▸ **Request**
Show all lines that include the string "value"; copy each one.

▸ **Input data**
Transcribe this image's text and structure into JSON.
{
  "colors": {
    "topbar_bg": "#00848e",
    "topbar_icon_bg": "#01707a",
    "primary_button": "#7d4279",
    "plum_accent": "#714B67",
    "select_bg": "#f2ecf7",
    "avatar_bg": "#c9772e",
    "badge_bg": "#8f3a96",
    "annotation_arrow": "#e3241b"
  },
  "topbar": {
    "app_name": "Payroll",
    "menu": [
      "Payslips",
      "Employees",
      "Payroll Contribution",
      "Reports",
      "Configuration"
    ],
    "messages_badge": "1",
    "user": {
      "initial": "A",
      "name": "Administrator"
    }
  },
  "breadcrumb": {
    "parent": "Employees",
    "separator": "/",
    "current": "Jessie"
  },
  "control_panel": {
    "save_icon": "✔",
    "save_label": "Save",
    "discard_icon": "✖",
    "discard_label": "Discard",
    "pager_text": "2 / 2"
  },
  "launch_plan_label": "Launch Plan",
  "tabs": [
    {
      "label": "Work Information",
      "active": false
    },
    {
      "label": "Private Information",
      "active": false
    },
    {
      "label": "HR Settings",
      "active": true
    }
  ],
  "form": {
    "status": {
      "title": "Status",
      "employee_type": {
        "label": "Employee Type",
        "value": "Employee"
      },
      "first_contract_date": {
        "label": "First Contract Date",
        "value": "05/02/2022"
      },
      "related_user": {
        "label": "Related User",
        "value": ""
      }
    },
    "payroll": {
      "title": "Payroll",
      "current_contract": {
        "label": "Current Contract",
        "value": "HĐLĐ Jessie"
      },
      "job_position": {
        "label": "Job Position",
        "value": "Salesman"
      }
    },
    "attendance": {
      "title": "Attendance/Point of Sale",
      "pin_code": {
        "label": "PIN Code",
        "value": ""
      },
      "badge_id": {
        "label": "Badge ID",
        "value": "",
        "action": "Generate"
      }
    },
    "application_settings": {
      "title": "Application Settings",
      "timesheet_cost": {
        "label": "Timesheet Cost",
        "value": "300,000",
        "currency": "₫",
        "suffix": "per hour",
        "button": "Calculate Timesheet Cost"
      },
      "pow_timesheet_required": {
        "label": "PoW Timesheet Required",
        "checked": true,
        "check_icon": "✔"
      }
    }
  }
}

▸ **Result below**
        "value": "Employee"
        "value": "05/02/2022"
        "value": ""
        "value": "HĐLĐ Jessie"
        "value": "Salesman"
        "value": ""
        "value": "",
        "value": "300,000",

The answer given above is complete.